Could you repeat the records below exactly, leaving out any pictures?

▸ **RECORDS SHOWN**
# # # #
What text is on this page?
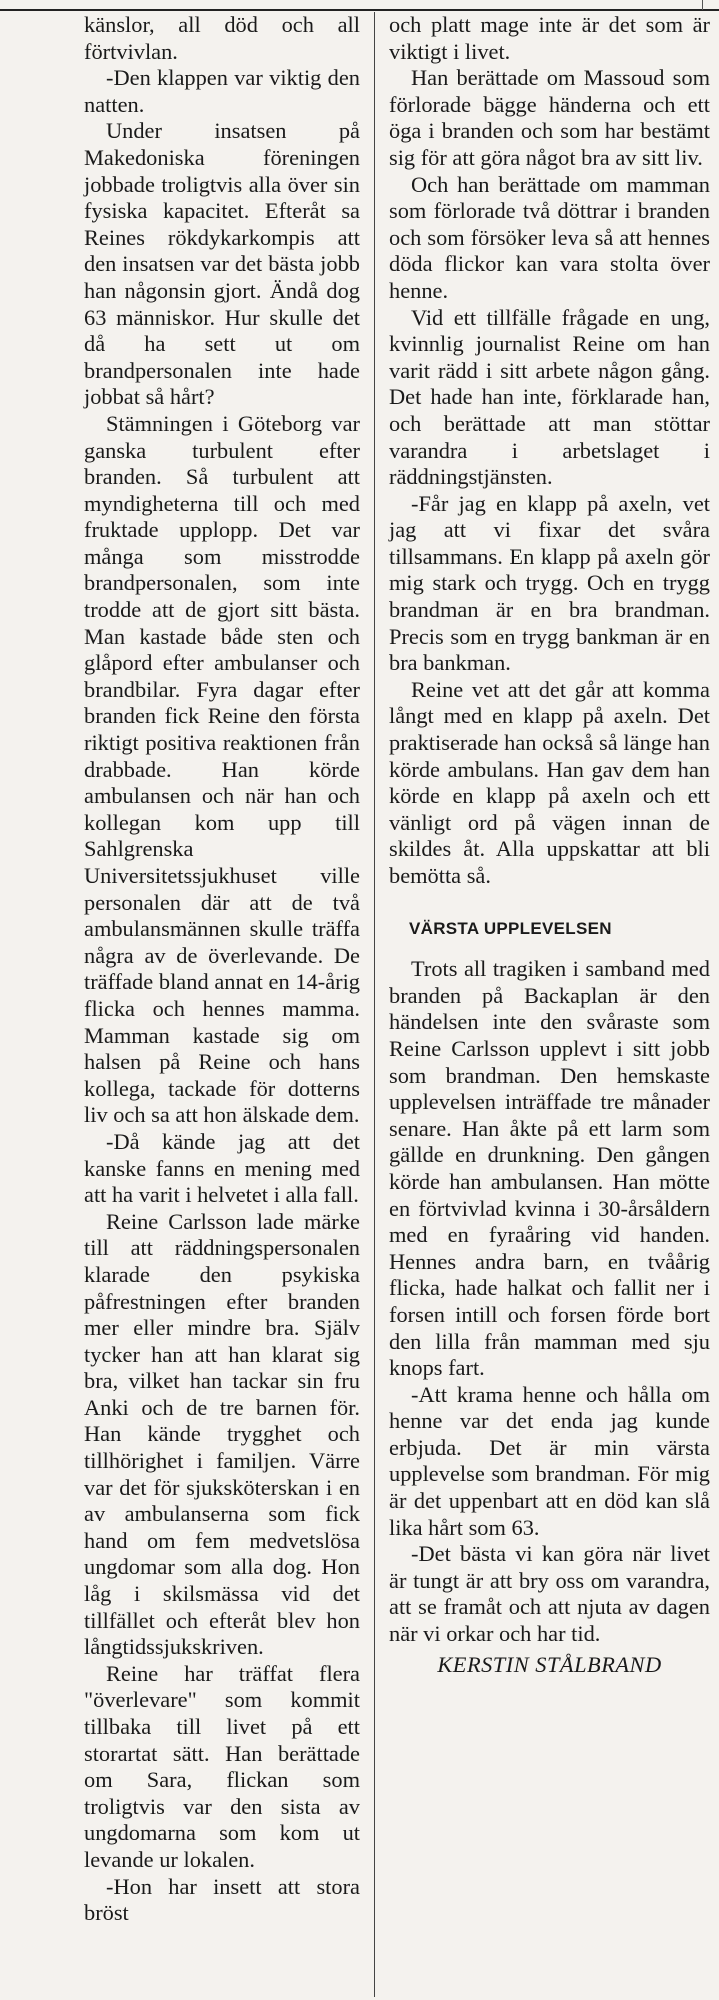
känslor, all död och all förtvivlan.

-Den klappen var viktig den natten.

Under insatsen på Makedoniska föreningen jobbade troligtvis alla över sin fysiska kapacitet. Efteråt sa Reines rökdykarkompis att den insatsen var det bästa jobb han någonsin gjort. Ändå dog 63 människor. Hur skulle det då ha sett ut om brandpersonalen inte hade jobbat så hårt?

Stämningen i Göteborg var ganska turbulent efter branden. Så turbulent att myndigheterna till och med fruktade upplopp. Det var många som misstrodde brandpersonalen, som inte trodde att de gjort sitt bästa. Man kastade både sten och glåpord efter ambulanser och brandbilar. Fyra dagar efter branden fick Reine den första riktigt positiva reaktionen från drabbade. Han körde ambulansen och när han och kollegan kom upp till Sahlgrenska Universitetssjukhuset ville personalen där att de två ambulansmännen skulle träffa några av de överlevande. De träffade bland annat en 14-årig flicka och hennes mamma. Mamman kastade sig om halsen på Reine och hans kollega, tackade för dotterns liv och sa att hon älskade dem.

-Då kände jag att det kanske fanns en mening med att ha varit i helvetet i alla fall.

Reine Carlsson lade märke till att räddningspersonalen klarade den psykiska påfrestningen efter branden mer eller mindre bra. Själv tycker han att han klarat sig bra, vilket han tackar sin fru Anki och de tre barnen för. Han kände trygghet och tillhörighet i familjen. Värre var det för sjuksköterskan i en av ambulanserna som fick hand om fem medvetslösa ungdomar som alla dog. Hon låg i skilsmässa vid det tillfället och efteråt blev hon långtidssjukskriven.

Reine har träffat flera "överlevare" som kommit tillbaka till livet på ett storartat sätt. Han berättade om Sara, flickan som troligtvis var den sista av ungdomarna som kom ut levande ur lokalen.

-Hon har insett att stora bröst

och platt mage inte är det som är viktigt i livet.

Han berättade om Massoud som förlorade bägge händerna och ett öga i branden och som har bestämt sig för att göra något bra av sitt liv.

Och han berättade om mamman som förlorade två döttrar i branden och som försöker leva så att hennes döda flickor kan vara stolta över henne.

Vid ett tillfälle frågade en ung, kvinnlig journalist Reine om han varit rädd i sitt arbete någon gång. Det hade han inte, förklarade han, och berättade att man stöttar varandra i arbetslaget i räddningstjänsten.

-Får jag en klapp på axeln, vet jag att vi fixar det svåra tillsammans. En klapp på axeln gör mig stark och trygg. Och en trygg brandman är en bra brandman. Precis som en trygg bankman är en bra bankman.

Reine vet att det går att komma långt med en klapp på axeln. Det praktiserade han också så länge han körde ambulans. Han gav dem han körde en klapp på axeln och ett vänligt ord på vägen innan de skildes åt. Alla uppskattar att bli bemötta så.

VÄRSTA UPPLEVELSEN

Trots all tragiken i samband med branden på Backaplan är den händelsen inte den svåraste som Reine Carlsson upplevt i sitt jobb som brandman. Den hemskaste upplevelsen inträffade tre månader senare. Han åkte på ett larm som gällde en drunkning. Den gången körde han ambulansen. Han mötte en förtvivlad kvinna i 30-årsåldern med en fyraåring vid handen. Hennes andra barn, en tvåårig flicka, hade halkat och fallit ner i forsen intill och forsen förde bort den lilla från mamman med sju knops fart.

-Att krama henne och hålla om henne var det enda jag kunde erbjuda. Det är min värsta upplevelse som brandman. För mig är det uppenbart att en död kan slå lika hårt som 63.

-Det bästa vi kan göra när livet är tungt är att bry oss om varandra, att se framåt och att njuta av dagen när vi orkar och har tid.

KERSTIN STÅLBRAND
# # # #
▸ **TASK OUTPUT**
What text is on this page?
känslor, all död och all förtvivlan.

-Den klappen var viktig den natten.

Under insatsen på Makedoniska föreningen jobbade troligtvis alla över sin fysiska kapacitet. Efteråt sa Reines rökdykarkompis att den insatsen var det bästa jobb han någonsin gjort. Ändå dog 63 människor. Hur skulle det då ha sett ut om brandpersonalen inte hade jobbat så hårt?

Stämningen i Göteborg var ganska turbulent efter branden. Så turbulent att myndigheterna till och med fruktade upplopp. Det var många som misstrodde brandpersonalen, som inte trodde att de gjort sitt bästa. Man kastade både sten och glåpord efter ambulanser och brandbilar. Fyra dagar efter branden fick Reine den första riktigt positiva reaktionen från drabbade. Han körde ambulansen och när han och kollegan kom upp till Sahlgrenska Universitetssjukhuset ville personalen där att de två ambulansmännen skulle träffa några av de överlevande. De träffade bland annat en 14-årig flicka och hennes mamma. Mamman kastade sig om halsen på Reine och hans kollega, tackade för dotterns liv och sa att hon älskade dem.

-Då kände jag att det kanske fanns en mening med att ha varit i helvetet i alla fall.

Reine Carlsson lade märke till att räddningspersonalen klarade den psykiska påfrestningen efter branden mer eller mindre bra. Själv tycker han att han klarat sig bra, vilket han tackar sin fru Anki och de tre barnen för. Han kände trygghet och tillhörighet i familjen. Värre var det för sjuksköterskan i en av ambulanserna som fick hand om fem medvetslösa ungdomar som alla dog. Hon låg i skilsmässa vid det tillfället och efteråt blev hon långtidssjukskriven.

Reine har träffat flera "överlevare" som kommit tillbaka till livet på ett storartat sätt. Han berättade om Sara, flickan som troligtvis var den sista av ungdomarna som kom ut levande ur lokalen.

-Hon har insett att stora bröst

och platt mage inte är det som är viktigt i livet.

Han berättade om Massoud som förlorade bägge händerna och ett öga i branden och som har bestämt sig för att göra något bra av sitt liv.

Och han berättade om mamman som förlorade två döttrar i branden och som försöker leva så att hennes döda flickor kan vara stolta över henne.

Vid ett tillfälle frågade en ung, kvinnlig journalist Reine om han varit rädd i sitt arbete någon gång. Det hade han inte, förklarade han, och berättade att man stöttar varandra i arbetslaget i räddningstjänsten.

-Får jag en klapp på axeln, vet jag att vi fixar det svåra tillsammans. En klapp på axeln gör mig stark och trygg. Och en trygg brandman är en bra brandman. Precis som en trygg bankman är en bra bankman.

Reine vet att det går att komma långt med en klapp på axeln. Det praktiserade han också så länge han körde ambulans. Han gav dem han körde en klapp på axeln och ett vänligt ord på vägen innan de skildes åt. Alla uppskattar att bli bemötta så.

VÄRSTA UPPLEVELSEN

Trots all tragiken i samband med branden på Backaplan är den händelsen inte den svåraste som Reine Carlsson upplevt i sitt jobb som brandman. Den hemskaste upplevelsen inträffade tre månader senare. Han åkte på ett larm som gällde en drunkning. Den gången körde han ambulansen. Han mötte en förtvivlad kvinna i 30-årsåldern med en fyraåring vid handen. Hennes andra barn, en tvåårig flicka, hade halkat och fallit ner i forsen intill och forsen förde bort den lilla från mamman med sju knops fart.

-Att krama henne och hålla om henne var det enda jag kunde erbjuda. Det är min värsta upplevelse som brandman. För mig är det uppenbart att en död kan slå lika hårt som 63.

-Det bästa vi kan göra när livet är tungt är att bry oss om varandra, att se framåt och att njuta av dagen när vi orkar och har tid.

KERSTIN STÅLBRAND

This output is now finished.